● **PROBLEM STATEMENT**: In the listing below, locate the lines bearing the word "الآية". Copy every one of them.

--- start STORED ROWS ---

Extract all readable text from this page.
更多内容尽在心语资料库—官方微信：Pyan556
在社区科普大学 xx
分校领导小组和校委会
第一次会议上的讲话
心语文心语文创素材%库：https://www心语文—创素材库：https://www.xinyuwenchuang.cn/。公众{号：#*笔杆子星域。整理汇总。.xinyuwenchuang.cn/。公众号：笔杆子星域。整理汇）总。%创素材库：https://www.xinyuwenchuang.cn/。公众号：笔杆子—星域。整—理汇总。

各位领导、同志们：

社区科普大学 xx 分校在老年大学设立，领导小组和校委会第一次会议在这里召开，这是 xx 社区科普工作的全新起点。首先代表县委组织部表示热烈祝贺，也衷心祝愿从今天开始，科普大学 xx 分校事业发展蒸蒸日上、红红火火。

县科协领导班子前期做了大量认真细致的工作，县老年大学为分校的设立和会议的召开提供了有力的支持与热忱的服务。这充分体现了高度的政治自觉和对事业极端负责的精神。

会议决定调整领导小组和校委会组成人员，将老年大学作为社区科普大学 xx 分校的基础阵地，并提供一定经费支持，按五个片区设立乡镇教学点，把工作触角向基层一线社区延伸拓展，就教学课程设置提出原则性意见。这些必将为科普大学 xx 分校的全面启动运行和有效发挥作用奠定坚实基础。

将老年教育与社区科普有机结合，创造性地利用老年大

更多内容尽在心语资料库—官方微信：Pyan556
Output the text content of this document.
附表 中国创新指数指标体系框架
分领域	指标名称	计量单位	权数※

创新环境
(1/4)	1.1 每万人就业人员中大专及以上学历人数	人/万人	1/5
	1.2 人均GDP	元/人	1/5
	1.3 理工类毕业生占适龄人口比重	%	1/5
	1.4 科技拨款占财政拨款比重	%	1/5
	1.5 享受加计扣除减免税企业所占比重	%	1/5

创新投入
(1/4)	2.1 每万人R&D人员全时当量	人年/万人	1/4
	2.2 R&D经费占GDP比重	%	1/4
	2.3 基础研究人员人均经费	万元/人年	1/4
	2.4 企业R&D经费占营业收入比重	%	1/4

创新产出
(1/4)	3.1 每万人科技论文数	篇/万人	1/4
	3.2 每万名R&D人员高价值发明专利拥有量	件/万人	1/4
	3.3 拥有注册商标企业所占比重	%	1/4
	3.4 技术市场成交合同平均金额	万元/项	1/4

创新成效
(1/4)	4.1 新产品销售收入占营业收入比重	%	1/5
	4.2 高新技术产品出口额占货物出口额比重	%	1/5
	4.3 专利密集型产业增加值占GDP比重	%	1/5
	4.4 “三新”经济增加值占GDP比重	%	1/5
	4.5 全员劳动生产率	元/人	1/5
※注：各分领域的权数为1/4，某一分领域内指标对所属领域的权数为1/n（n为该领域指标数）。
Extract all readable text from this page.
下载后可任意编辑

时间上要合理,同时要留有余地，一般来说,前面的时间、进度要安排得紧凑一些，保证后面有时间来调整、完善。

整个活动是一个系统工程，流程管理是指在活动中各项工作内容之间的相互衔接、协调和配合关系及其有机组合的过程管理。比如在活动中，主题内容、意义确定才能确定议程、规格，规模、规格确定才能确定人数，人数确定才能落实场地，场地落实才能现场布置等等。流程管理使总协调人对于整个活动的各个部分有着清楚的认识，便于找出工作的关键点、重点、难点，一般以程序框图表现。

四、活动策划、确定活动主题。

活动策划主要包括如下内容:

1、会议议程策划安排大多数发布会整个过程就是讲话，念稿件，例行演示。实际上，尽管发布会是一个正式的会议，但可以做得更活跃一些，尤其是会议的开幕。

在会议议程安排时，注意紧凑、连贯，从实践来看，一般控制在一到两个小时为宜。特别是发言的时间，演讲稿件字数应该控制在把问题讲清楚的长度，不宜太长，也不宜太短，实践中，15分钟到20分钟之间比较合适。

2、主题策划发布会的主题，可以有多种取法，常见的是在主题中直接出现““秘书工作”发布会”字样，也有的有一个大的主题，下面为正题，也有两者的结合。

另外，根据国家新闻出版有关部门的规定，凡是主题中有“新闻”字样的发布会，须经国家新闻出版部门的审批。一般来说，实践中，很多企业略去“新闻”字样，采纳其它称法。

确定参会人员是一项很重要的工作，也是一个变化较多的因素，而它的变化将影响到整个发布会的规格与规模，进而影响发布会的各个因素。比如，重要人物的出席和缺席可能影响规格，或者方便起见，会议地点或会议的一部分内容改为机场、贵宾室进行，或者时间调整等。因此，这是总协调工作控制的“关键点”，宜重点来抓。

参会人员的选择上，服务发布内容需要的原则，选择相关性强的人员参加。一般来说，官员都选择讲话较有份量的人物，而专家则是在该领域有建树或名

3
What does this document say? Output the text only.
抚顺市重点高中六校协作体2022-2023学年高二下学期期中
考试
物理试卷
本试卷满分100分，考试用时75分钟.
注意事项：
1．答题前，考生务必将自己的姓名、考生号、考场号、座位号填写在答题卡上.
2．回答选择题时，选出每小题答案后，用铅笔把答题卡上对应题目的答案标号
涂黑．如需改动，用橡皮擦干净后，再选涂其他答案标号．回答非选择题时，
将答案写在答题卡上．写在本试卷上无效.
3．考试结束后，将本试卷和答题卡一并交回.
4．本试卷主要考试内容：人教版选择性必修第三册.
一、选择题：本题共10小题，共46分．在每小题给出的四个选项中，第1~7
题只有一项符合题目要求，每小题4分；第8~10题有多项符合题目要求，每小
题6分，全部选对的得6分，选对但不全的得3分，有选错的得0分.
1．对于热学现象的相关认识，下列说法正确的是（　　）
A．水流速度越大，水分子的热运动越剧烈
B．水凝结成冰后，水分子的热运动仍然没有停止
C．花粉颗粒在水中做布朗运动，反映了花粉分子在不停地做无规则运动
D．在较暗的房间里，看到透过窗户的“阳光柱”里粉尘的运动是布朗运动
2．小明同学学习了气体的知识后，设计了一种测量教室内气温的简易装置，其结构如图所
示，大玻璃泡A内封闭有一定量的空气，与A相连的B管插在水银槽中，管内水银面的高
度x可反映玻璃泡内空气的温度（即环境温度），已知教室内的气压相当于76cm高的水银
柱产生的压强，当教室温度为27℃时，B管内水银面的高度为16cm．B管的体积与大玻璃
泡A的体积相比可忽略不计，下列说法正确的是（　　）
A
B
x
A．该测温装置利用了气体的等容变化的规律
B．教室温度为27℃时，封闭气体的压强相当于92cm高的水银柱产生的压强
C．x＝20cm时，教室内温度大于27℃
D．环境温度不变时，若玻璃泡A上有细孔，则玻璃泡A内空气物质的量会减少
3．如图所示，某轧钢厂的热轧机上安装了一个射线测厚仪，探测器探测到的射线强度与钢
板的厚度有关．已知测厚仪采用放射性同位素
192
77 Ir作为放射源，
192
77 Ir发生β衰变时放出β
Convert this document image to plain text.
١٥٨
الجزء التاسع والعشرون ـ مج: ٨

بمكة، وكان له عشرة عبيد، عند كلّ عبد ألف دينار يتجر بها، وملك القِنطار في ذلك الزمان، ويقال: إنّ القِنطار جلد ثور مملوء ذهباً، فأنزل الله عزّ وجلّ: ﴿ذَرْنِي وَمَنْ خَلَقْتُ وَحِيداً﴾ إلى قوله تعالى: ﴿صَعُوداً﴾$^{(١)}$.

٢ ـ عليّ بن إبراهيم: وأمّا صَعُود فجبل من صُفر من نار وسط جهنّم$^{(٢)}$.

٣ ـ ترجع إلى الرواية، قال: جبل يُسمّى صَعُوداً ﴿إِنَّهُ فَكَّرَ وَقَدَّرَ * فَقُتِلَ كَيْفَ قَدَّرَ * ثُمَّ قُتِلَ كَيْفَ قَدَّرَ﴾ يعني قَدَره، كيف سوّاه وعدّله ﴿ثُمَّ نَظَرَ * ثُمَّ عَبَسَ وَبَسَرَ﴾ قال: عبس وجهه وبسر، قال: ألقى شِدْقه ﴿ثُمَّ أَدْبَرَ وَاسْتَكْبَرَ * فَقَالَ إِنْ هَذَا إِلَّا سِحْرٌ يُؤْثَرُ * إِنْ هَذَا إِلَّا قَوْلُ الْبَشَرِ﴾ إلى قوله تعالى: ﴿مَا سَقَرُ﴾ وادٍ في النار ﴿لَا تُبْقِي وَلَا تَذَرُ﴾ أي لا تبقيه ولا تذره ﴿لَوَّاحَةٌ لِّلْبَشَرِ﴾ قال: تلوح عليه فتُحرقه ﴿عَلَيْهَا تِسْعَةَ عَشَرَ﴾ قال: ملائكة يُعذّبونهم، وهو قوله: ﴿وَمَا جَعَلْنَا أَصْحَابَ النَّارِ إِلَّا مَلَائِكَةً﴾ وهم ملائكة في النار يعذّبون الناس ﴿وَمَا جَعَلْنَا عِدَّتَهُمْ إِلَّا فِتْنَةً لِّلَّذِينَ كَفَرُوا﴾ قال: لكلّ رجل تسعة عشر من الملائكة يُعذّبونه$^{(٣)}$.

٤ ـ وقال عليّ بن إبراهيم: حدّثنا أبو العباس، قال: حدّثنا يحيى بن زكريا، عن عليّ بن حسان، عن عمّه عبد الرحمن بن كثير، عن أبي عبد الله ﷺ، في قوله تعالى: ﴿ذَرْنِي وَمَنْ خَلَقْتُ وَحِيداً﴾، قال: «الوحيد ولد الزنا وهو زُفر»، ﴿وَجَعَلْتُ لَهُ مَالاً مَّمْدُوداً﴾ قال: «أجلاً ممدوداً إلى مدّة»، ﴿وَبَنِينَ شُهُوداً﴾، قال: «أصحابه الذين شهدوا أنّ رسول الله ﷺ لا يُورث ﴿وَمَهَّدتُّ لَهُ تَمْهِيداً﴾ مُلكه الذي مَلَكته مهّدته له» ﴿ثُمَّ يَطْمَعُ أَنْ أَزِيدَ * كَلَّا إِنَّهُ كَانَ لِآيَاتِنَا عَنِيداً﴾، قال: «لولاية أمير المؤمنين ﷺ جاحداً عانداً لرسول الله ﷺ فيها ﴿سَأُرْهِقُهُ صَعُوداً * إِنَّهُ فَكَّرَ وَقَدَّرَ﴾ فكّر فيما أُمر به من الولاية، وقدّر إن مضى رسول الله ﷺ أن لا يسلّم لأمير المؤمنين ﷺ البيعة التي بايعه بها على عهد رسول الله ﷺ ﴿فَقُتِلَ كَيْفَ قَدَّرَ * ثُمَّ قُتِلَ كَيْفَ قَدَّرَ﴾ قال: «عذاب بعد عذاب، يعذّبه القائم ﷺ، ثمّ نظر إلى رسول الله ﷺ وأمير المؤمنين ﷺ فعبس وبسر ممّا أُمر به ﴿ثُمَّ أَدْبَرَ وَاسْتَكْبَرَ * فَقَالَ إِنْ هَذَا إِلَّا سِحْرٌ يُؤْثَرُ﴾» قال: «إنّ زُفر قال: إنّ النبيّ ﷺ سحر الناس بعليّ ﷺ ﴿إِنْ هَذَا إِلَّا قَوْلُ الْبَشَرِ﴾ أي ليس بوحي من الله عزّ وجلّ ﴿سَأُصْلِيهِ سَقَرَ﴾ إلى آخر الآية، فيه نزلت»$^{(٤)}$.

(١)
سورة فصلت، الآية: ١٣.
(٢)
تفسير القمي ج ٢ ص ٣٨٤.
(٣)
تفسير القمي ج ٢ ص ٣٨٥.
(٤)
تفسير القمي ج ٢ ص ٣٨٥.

--- end STORED ROWS ---

● **EXERCISE OUTPUT**:
٤ ـ وقال عليّ بن إبراهيم: حدّثنا أبو العباس، قال: حدّثنا يحيى بن زكريا، عن عليّ بن حسان، عن عمّه عبد الرحمن بن كثير، عن أبي عبد الله ﷺ، في قوله تعالى: ﴿ذَرْنِي وَمَنْ خَلَقْتُ وَحِيداً﴾، قال: «الوحيد ولد الزنا وهو زُفر»، ﴿وَجَعَلْتُ لَهُ مَالاً مَّمْدُوداً﴾ قال: «أجلاً ممدوداً إلى مدّة»، ﴿وَبَنِينَ شُهُوداً﴾، قال: «أصحابه الذين شهدوا أنّ رسول الله ﷺ لا يُورث ﴿وَمَهَّدتُّ لَهُ تَمْهِيداً﴾ مُلكه الذي مَلَكته مهّدته له» ﴿ثُمَّ يَطْمَعُ أَنْ أَزِيدَ * كَلَّا إِنَّهُ كَانَ لِآيَاتِنَا عَنِيداً﴾، قال: «لولاية أمير المؤمنين ﷺ جاحداً عانداً لرسول الله ﷺ فيها ﴿سَأُرْهِقُهُ صَعُوداً * إِنَّهُ فَكَّرَ وَقَدَّرَ﴾ فكّر فيما أُمر به من الولاية، وقدّر إن مضى رسول الله ﷺ أن لا يسلّم لأمير المؤمنين ﷺ البيعة التي بايعه بها على عهد رسول الله ﷺ ﴿فَقُتِلَ كَيْفَ قَدَّرَ * ثُمَّ قُتِلَ كَيْفَ قَدَّرَ﴾ قال: «عذاب بعد عذاب، يعذّبه القائم ﷺ، ثمّ نظر إلى رسول الله ﷺ وأمير المؤمنين ﷺ فعبس وبسر ممّا أُمر به ﴿ثُمَّ أَدْبَرَ وَاسْتَكْبَرَ * فَقَالَ إِنْ هَذَا إِلَّا سِحْرٌ يُؤْثَرُ﴾» قال: «إنّ زُفر قال: إنّ النبيّ ﷺ سحر الناس بعليّ ﷺ ﴿إِنْ هَذَا إِلَّا قَوْلُ الْبَشَرِ﴾ أي ليس بوحي من الله عزّ وجلّ ﴿سَأُصْلِيهِ سَقَرَ﴾ إلى آخر الآية، فيه نزلت»$^{(٤)}$.
سورة فصلت، الآية: ١٣.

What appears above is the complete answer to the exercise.